— START Records supplied —

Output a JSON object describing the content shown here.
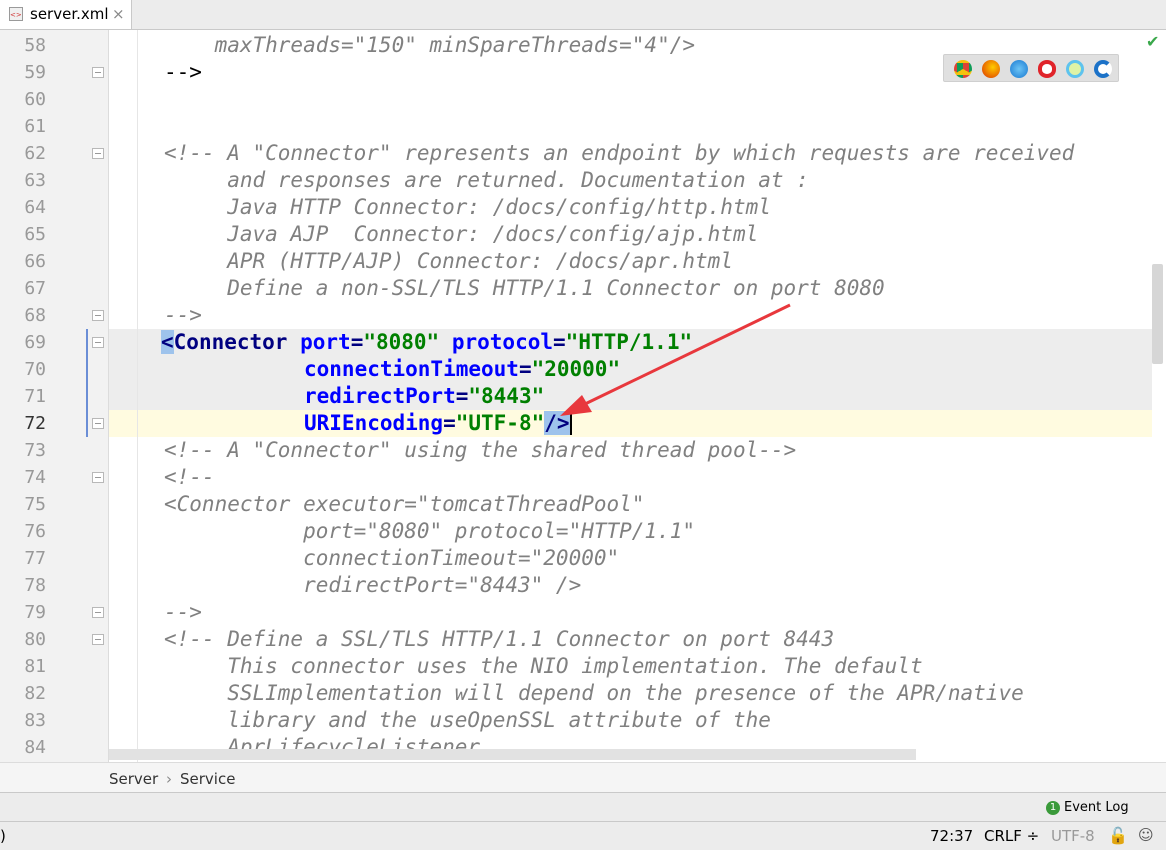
{
  "tab": {
    "filename": "server.xml",
    "close_glyph": "×"
  },
  "gutter": {
    "line_numbers": [
      "58",
      "59",
      "60",
      "61",
      "62",
      "63",
      "64",
      "65",
      "66",
      "67",
      "68",
      "69",
      "70",
      "71",
      "72",
      "73",
      "74",
      "75",
      "76",
      "77",
      "78",
      "79",
      "80",
      "81",
      "82",
      "83",
      "84"
    ]
  },
  "code": {
    "l58": "    maxThreads=\"150\" minSpareThreads=\"4\"/>",
    "l59": "-->",
    "l62": "<!-- A \"Connector\" represents an endpoint by which requests are received",
    "l63": "     and responses are returned. Documentation at :",
    "l64": "     Java HTTP Connector: /docs/config/http.html",
    "l65": "     Java AJP  Connector: /docs/config/ajp.html",
    "l66": "     APR (HTTP/AJP) Connector: /docs/apr.html",
    "l67": "     Define a non-SSL/TLS HTTP/1.1 Connector on port 8080",
    "l68": "-->",
    "l69": {
      "open": "<",
      "tag": "Connector",
      "a1": "port",
      "v1": "\"8080\"",
      "a2": "protocol",
      "v2": "\"HTTP/1.1\""
    },
    "l70": {
      "attr": "connectionTimeout",
      "val": "\"20000\""
    },
    "l71": {
      "attr": "redirectPort",
      "val": "\"8443\""
    },
    "l72": {
      "attr": "URIEncoding",
      "val": "\"UTF-8\"",
      "close": "/>"
    },
    "l73": "<!-- A \"Connector\" using the shared thread pool-->",
    "l74": "<!--",
    "l75": "<Connector executor=\"tomcatThreadPool\"",
    "l76": "           port=\"8080\" protocol=\"HTTP/1.1\"",
    "l77": "           connectionTimeout=\"20000\"",
    "l78": "           redirectPort=\"8443\" />",
    "l79": "-->",
    "l80": "<!-- Define a SSL/TLS HTTP/1.1 Connector on port 8443",
    "l81": "     This connector uses the NIO implementation. The default",
    "l82": "     SSLImplementation will depend on the presence of the APR/native",
    "l83": "     library and the useOpenSSL attribute of the",
    "l84": "     AprLifecycleListener."
  },
  "browser_icons": [
    "chrome-icon",
    "firefox-icon",
    "safari-icon",
    "opera-icon",
    "ie-icon",
    "edge-icon"
  ],
  "breadcrumbs": {
    "item1": "Server",
    "separator": "›",
    "item2": "Service"
  },
  "event_log": {
    "badge": "1",
    "label": "Event Log"
  },
  "status": {
    "left": ")",
    "position": "72:37",
    "line_sep": "CRLF ÷",
    "encoding": "UTF-8"
  },
  "colors": {
    "tag": "#000080",
    "attr": "#0000ff",
    "value": "#008000",
    "comment": "#808080",
    "caret_row": "#fffbe0",
    "arrow": "#e8383d"
  }
}
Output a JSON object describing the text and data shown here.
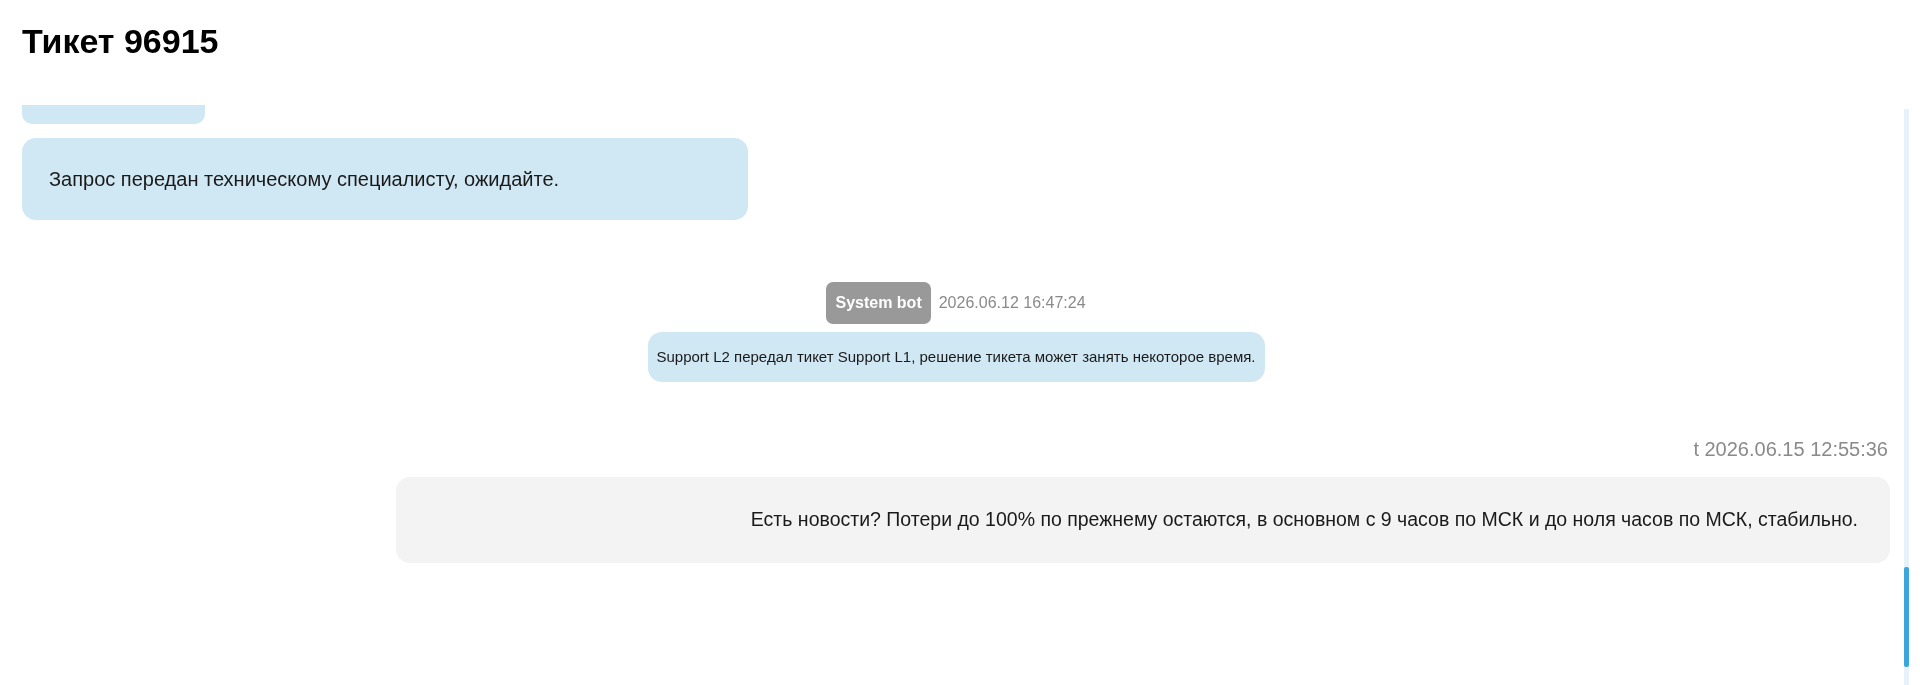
{
  "title": "Тикет 96915",
  "messages": [
    {
      "kind": "agent",
      "text": "Запрос передан техническому специалисту, ожидайте."
    },
    {
      "kind": "system",
      "author": "System bot",
      "time": "2026.06.12 16:47:24",
      "text": "Support L2 передал тикет Support L1, решение тикета может занять некоторое время."
    },
    {
      "kind": "user",
      "author": "t",
      "time": "2026.06.15 12:55:36",
      "text": "Есть новости? Потери до 100% по прежнему остаются, в основном с 9 часов по МСК и до ноля часов по МСК, стабильно."
    }
  ]
}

— END Records supplied —

▶ Short exercise:
Count the lines of the data that include the string "docs", and give only that number.

▶ Result:
3